# WHAT YOU HAVE TO DO
Your task is to transcribe the records exactly, skipping every image.

Raw records:
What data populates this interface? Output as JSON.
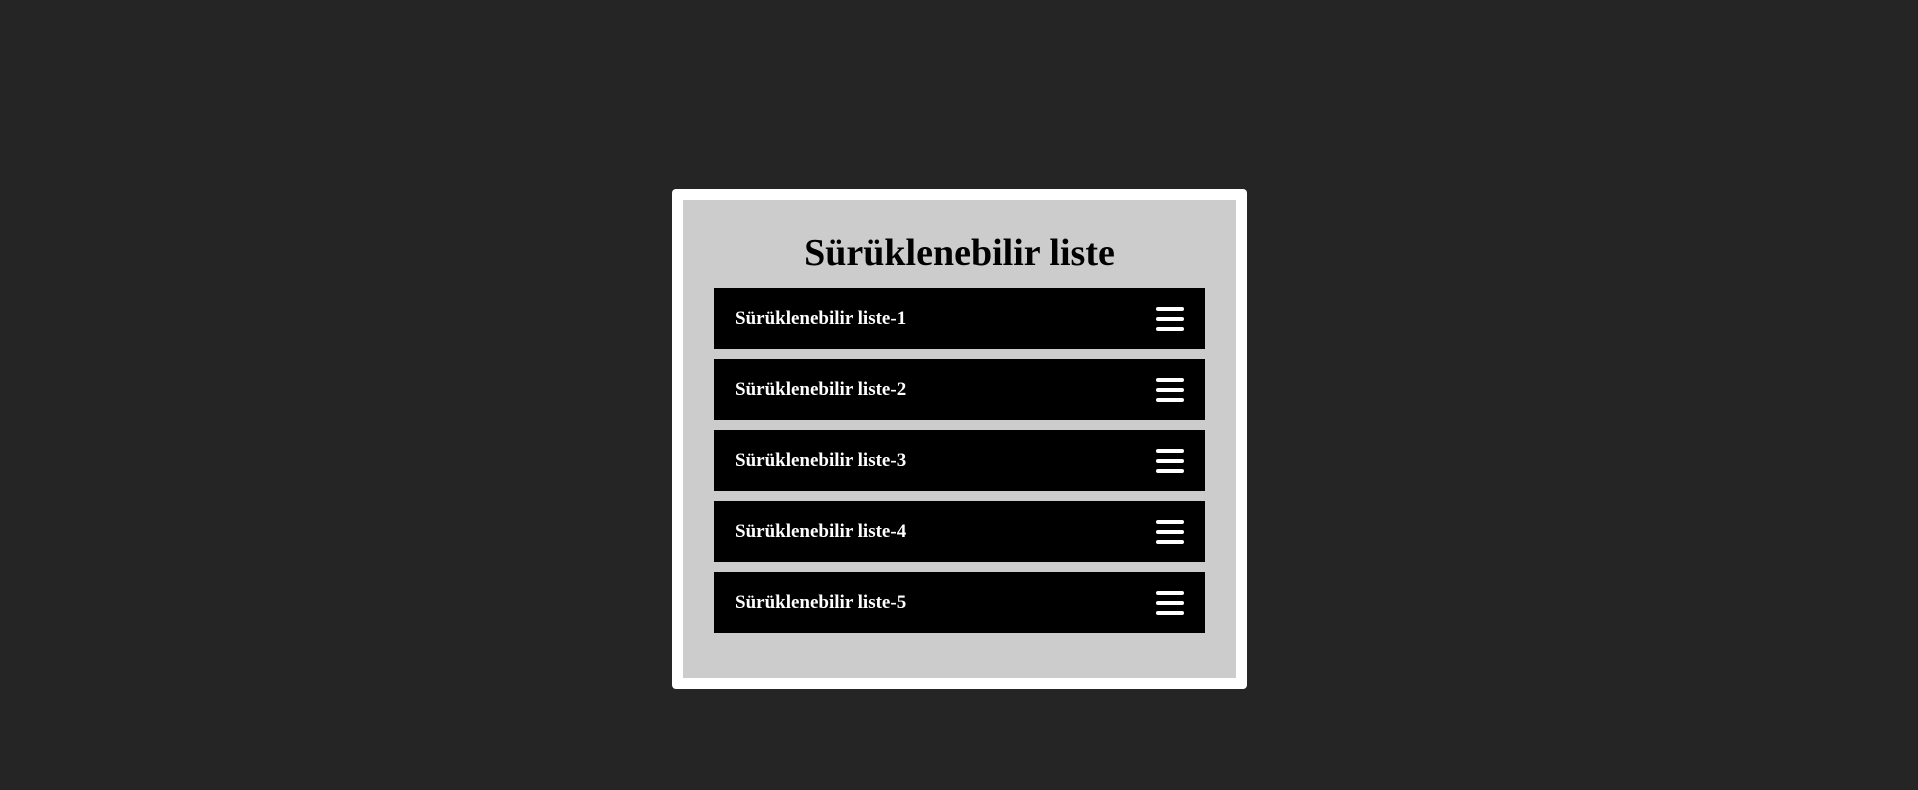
{
  "title": "Sürüklenebilir liste",
  "items": [
    {
      "label": "Sürüklenebilir liste-1",
      "icon": "hamburger-icon"
    },
    {
      "label": "Sürüklenebilir liste-2",
      "icon": "hamburger-icon"
    },
    {
      "label": "Sürüklenebilir liste-3",
      "icon": "hamburger-icon"
    },
    {
      "label": "Sürüklenebilir liste-4",
      "icon": "hamburger-icon"
    },
    {
      "label": "Sürüklenebilir liste-5",
      "icon": "hamburger-icon"
    }
  ],
  "colors": {
    "page_background": "#252525",
    "card_border": "#ffffff",
    "card_background": "#cccccc",
    "item_background": "#000000",
    "item_text": "#ffffff"
  }
}
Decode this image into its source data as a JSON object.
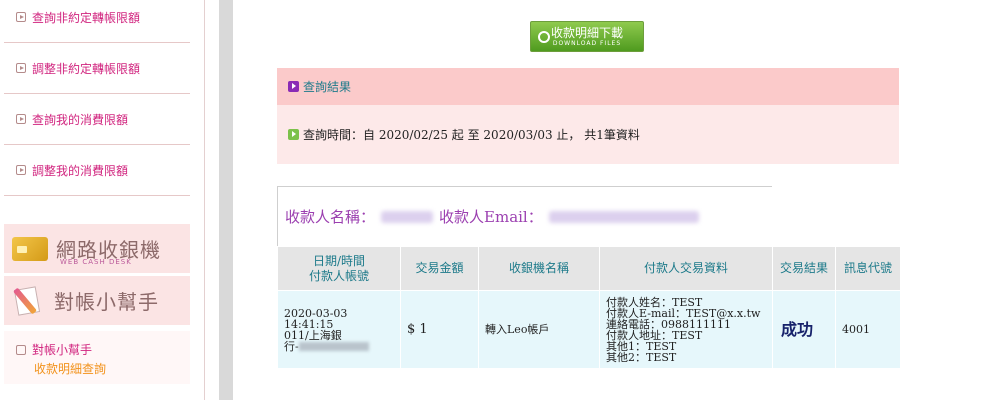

# RESULT FOR THIS EXERCISE
What data populates this interface? Output as JSON.
{
  "title": "Sürüklenebilir liste",
  "items": [
    {
      "label": "Sürüklenebilir liste-1",
      "icon": "hamburger-icon"
    },
    {
      "label": "Sürüklenebilir liste-2",
      "icon": "hamburger-icon"
    },
    {
      "label": "Sürüklenebilir liste-3",
      "icon": "hamburger-icon"
    },
    {
      "label": "Sürüklenebilir liste-4",
      "icon": "hamburger-icon"
    },
    {
      "label": "Sürüklenebilir liste-5",
      "icon": "hamburger-icon"
    }
  ],
  "colors": {
    "page_background": "#252525",
    "card_border": "#ffffff",
    "card_background": "#cccccc",
    "item_background": "#000000",
    "item_text": "#ffffff"
  }
}
Decode this image into its source data as a JSON object.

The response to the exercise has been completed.